**Exercise prompt**
Determine how many lines in the entries below include "screenshot". The reply should be that number and nothing else.

Records from a collection of figures
* * * * *

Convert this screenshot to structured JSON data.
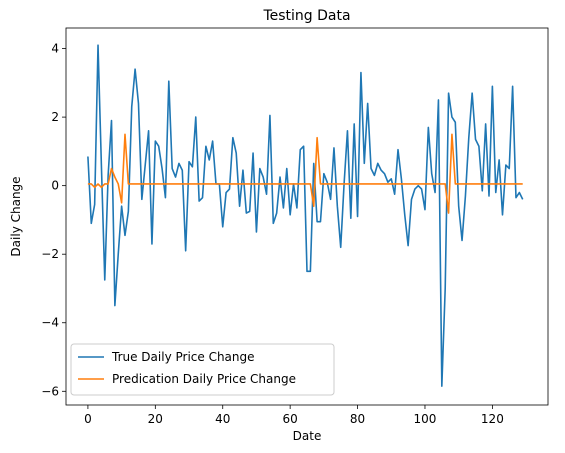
{
  "chart_data": {
    "type": "line",
    "title": "Testing Data",
    "xlabel": "Date",
    "ylabel": "Daily Change",
    "xlim": [
      -6.5,
      136.5
    ],
    "ylim": [
      -6.4,
      4.6
    ],
    "xticks": [
      0,
      20,
      40,
      60,
      80,
      100,
      120
    ],
    "xtick_labels": [
      "0",
      "20",
      "40",
      "60",
      "80",
      "100",
      "120"
    ],
    "yticks": [
      4,
      2,
      0,
      -2,
      -4,
      -6
    ],
    "ytick_labels": [
      "4",
      "2",
      "0",
      "−2",
      "−4",
      "−6"
    ],
    "grid": false,
    "legend_position": "lower-left",
    "series": [
      {
        "name": "True Daily Price Change",
        "color": "#1f77b4",
        "values": [
          0.85,
          -1.1,
          -0.55,
          4.1,
          0.6,
          -2.75,
          0.3,
          1.9,
          -3.5,
          -2.0,
          -0.6,
          -1.45,
          -0.75,
          2.3,
          3.4,
          2.4,
          -0.4,
          0.6,
          1.6,
          -1.7,
          1.3,
          1.15,
          0.5,
          -0.35,
          3.05,
          0.5,
          0.25,
          0.65,
          0.45,
          -1.9,
          0.7,
          0.55,
          2.0,
          -0.45,
          -0.35,
          1.15,
          0.75,
          1.3,
          0.05,
          0.05,
          -1.2,
          -0.2,
          -0.1,
          1.4,
          0.95,
          -0.6,
          0.45,
          -0.8,
          -0.75,
          0.95,
          -1.35,
          0.5,
          0.25,
          -0.25,
          2.05,
          -1.1,
          -0.8,
          0.25,
          -0.65,
          0.5,
          -0.85,
          0.05,
          -0.65,
          1.05,
          1.15,
          -2.5,
          -2.5,
          0.65,
          -1.05,
          -1.05,
          0.35,
          0.1,
          -0.4,
          1.1,
          -0.6,
          -1.8,
          0.05,
          1.6,
          -0.95,
          1.8,
          -0.9,
          3.3,
          0.65,
          2.4,
          0.5,
          0.3,
          0.65,
          0.45,
          0.35,
          0.1,
          0.2,
          -0.25,
          1.05,
          0.2,
          -0.85,
          -1.75,
          -0.4,
          -0.1,
          0.0,
          -0.1,
          -0.7,
          1.7,
          0.35,
          -0.2,
          2.5,
          -5.85,
          -3.0,
          2.7,
          2.0,
          1.85,
          -0.6,
          -1.6,
          -0.3,
          1.4,
          2.7,
          1.35,
          1.15,
          -0.15,
          1.8,
          -0.3,
          2.9,
          -0.2,
          0.75,
          -0.85,
          0.6,
          0.5,
          2.9,
          -0.35,
          -0.2,
          -0.4
        ]
      },
      {
        "name": "Predication Daily Price Change",
        "color": "#ff7f0e",
        "values": [
          0.05,
          0.05,
          -0.05,
          0.05,
          -0.05,
          0.05,
          0.05,
          0.5,
          0.25,
          0.05,
          -0.5,
          1.5,
          0.05,
          0.05,
          0.05,
          0.05,
          0.05,
          0.05,
          0.05,
          0.05,
          0.05,
          0.05,
          0.05,
          0.05,
          0.05,
          0.05,
          0.05,
          0.05,
          0.05,
          0.05,
          0.05,
          0.05,
          0.05,
          0.05,
          0.05,
          0.05,
          0.05,
          0.05,
          0.05,
          0.05,
          0.05,
          0.05,
          0.05,
          0.05,
          0.05,
          0.05,
          0.05,
          0.05,
          0.05,
          0.05,
          0.05,
          0.05,
          0.05,
          0.05,
          0.05,
          0.05,
          0.05,
          0.05,
          0.05,
          0.05,
          0.05,
          0.05,
          0.05,
          0.05,
          0.05,
          0.05,
          0.05,
          -0.6,
          1.4,
          0.05,
          0.05,
          0.05,
          0.05,
          0.05,
          0.05,
          0.05,
          0.05,
          0.05,
          0.05,
          0.05,
          0.05,
          0.05,
          0.05,
          0.05,
          0.05,
          0.05,
          0.05,
          0.05,
          0.05,
          0.05,
          0.05,
          0.05,
          0.05,
          0.05,
          0.05,
          0.05,
          0.05,
          0.05,
          0.05,
          0.05,
          0.05,
          0.05,
          0.05,
          0.05,
          0.05,
          0.05,
          0.05,
          -0.8,
          1.5,
          0.05,
          0.05,
          0.05,
          0.05,
          0.05,
          0.05,
          0.05,
          0.05,
          0.05,
          0.05,
          0.05,
          0.05,
          0.05,
          0.05,
          0.05,
          0.05,
          0.05,
          0.05,
          0.05,
          0.05,
          0.05
        ]
      }
    ]
  }
}
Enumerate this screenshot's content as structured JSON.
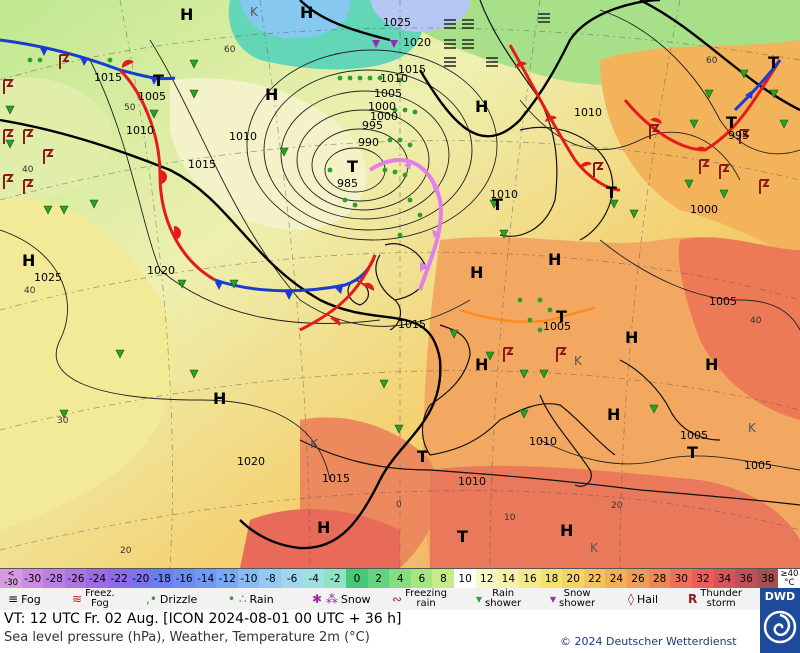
{
  "map": {
    "pressure_labels": [
      {
        "t": "1025"
      },
      {
        "t": "1020"
      },
      {
        "t": "1015"
      },
      {
        "t": "1010"
      },
      {
        "t": "1005"
      },
      {
        "t": "1000"
      },
      {
        "t": "995"
      },
      {
        "t": "990"
      },
      {
        "t": "985"
      },
      {
        "t": "1010"
      },
      {
        "t": "1015"
      },
      {
        "t": "1020"
      },
      {
        "t": "1025"
      },
      {
        "t": "1005"
      },
      {
        "t": "1010"
      },
      {
        "t": "1015"
      },
      {
        "t": "1010"
      },
      {
        "t": "1005"
      },
      {
        "t": "1000"
      },
      {
        "t": "995"
      },
      {
        "t": "1010"
      },
      {
        "t": "1005"
      },
      {
        "t": "1005"
      },
      {
        "t": "1010"
      },
      {
        "t": "1020"
      },
      {
        "t": "1015"
      },
      {
        "t": "1015"
      },
      {
        "t": "1005"
      },
      {
        "t": "1000"
      },
      {
        "t": "1010"
      }
    ],
    "high_symbol": "H",
    "low_symbol": "T",
    "weak_low_symbol": "K",
    "grid_labels": [
      "60",
      "50",
      "40",
      "40",
      "30",
      "20",
      "0",
      "10",
      "20",
      "40",
      "60"
    ],
    "colors": {
      "warm_front": "#e51a1a",
      "cold_front": "#1a3bd4",
      "occluded_front": "#e080e8",
      "convergence_line": "#ff8c1a",
      "rain": "#2aa02a",
      "thunder": "#8b1a1a"
    }
  },
  "scale": {
    "values": [
      "<\n-30",
      "-30",
      "-28",
      "-26",
      "-24",
      "-22",
      "-20",
      "-18",
      "-16",
      "-14",
      "-12",
      "-10",
      "-8",
      "-6",
      "-4",
      "-2",
      "0",
      "2",
      "4",
      "6",
      "8",
      "10",
      "12",
      "14",
      "16",
      "18",
      "20",
      "22",
      "24",
      "26",
      "28",
      "30",
      "32",
      "34",
      "36",
      "38",
      "≥40\n°C"
    ],
    "colors": [
      "#d79ae0",
      "#c98be3",
      "#bb7fe3",
      "#ad74e4",
      "#9d6ce5",
      "#8c6be8",
      "#7b73ec",
      "#6b7ef0",
      "#6b8cf3",
      "#6e9af3",
      "#78aaf3",
      "#86bbf3",
      "#93c9f3",
      "#a1d6ef",
      "#9fe0e0",
      "#8fe2c4",
      "#45c87a",
      "#63d47e",
      "#86dd80",
      "#a6e582",
      "#c5ec87",
      "#ffffff",
      "#f7f7c8",
      "#f7f1a8",
      "#f6ea88",
      "#f5e070",
      "#f5d365",
      "#f4c35d",
      "#f3b058",
      "#f09b56",
      "#ee8656",
      "#ec7257",
      "#e85e58",
      "#d5565a",
      "#bc5158",
      "#a65050",
      "#ffffff"
    ]
  },
  "legend": [
    {
      "icon": "fog-icon",
      "label": "Fog"
    },
    {
      "icon": "freezing-fog-icon",
      "label": "Freez.\nFog"
    },
    {
      "icon": "drizzle-icon",
      "label": "Drizzle"
    },
    {
      "icon": "rain-icon",
      "label": "Rain"
    },
    {
      "icon": "snow-icon",
      "label": "Snow"
    },
    {
      "icon": "freezing-rain-icon",
      "label": "Freezing\nrain"
    },
    {
      "icon": "rain-shower-icon",
      "label": "Rain\nshower"
    },
    {
      "icon": "snow-shower-icon",
      "label": "Snow\nshower"
    },
    {
      "icon": "hail-icon",
      "label": "Hail"
    },
    {
      "icon": "thunderstorm-icon",
      "label": "Thunder\nstorm"
    }
  ],
  "info": {
    "line1": "VT: 12 UTC Fr.  02 Aug. [ICON 2024-08-01  00 UTC + 36 h]",
    "line2": "Sea level pressure (hPa), Weather, Temperature 2m (°C)",
    "copyright": "© 2024 Deutscher Wetterdienst"
  },
  "logo": {
    "text": "DWD"
  }
}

* * * * *

**The output**
2